[begin Provided entries]

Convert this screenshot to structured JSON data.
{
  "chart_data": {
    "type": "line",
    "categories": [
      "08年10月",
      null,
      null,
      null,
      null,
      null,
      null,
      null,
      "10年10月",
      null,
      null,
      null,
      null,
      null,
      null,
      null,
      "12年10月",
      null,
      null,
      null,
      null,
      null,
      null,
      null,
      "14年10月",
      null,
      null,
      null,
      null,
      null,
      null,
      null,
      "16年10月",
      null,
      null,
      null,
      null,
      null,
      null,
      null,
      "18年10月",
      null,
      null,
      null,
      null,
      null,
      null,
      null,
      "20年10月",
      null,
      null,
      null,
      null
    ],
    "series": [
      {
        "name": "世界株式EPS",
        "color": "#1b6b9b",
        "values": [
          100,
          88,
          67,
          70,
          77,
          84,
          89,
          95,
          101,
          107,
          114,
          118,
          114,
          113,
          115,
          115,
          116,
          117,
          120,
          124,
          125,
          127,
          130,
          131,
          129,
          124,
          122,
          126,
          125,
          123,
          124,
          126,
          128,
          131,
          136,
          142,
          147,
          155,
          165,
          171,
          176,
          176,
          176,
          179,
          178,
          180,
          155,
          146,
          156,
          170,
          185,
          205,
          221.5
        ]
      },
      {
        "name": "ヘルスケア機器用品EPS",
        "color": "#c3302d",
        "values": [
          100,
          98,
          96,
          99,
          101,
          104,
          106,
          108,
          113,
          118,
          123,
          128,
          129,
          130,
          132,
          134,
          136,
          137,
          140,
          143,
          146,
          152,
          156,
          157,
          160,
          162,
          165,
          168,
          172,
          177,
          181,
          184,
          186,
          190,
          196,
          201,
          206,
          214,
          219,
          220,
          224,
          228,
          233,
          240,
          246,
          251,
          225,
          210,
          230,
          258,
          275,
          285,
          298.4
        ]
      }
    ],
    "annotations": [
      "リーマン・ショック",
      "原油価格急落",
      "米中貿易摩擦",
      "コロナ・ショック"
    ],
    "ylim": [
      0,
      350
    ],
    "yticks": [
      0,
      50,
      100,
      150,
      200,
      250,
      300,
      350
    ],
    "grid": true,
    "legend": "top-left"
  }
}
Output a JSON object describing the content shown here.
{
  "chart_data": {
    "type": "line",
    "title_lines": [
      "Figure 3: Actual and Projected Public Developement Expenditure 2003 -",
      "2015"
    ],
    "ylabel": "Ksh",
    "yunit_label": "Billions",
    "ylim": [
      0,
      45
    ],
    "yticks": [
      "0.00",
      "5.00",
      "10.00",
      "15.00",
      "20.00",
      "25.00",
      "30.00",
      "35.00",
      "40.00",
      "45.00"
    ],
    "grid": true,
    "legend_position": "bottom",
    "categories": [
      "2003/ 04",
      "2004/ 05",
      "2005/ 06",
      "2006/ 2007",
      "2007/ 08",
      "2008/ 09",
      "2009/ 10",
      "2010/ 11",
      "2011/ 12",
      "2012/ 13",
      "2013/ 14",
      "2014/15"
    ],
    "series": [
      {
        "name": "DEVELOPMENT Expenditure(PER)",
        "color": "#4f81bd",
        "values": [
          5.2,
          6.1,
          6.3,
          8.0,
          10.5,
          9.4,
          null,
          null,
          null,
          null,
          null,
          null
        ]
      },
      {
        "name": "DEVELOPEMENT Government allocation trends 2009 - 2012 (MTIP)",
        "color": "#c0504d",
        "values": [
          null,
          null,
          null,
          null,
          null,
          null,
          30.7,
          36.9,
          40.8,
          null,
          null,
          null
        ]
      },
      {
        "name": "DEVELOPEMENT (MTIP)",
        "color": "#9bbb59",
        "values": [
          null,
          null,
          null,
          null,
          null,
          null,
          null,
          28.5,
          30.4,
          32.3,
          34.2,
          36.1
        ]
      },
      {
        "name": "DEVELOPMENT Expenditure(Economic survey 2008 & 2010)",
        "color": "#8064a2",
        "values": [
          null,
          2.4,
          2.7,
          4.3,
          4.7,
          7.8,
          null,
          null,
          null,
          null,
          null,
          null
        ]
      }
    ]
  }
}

[end Provided entries]

Problem details: Search the data for "JSON". Copy every line that has it.

Solution for this exercise:
Convert this screenshot to structured JSON data.
Output a JSON object describing the content shown here.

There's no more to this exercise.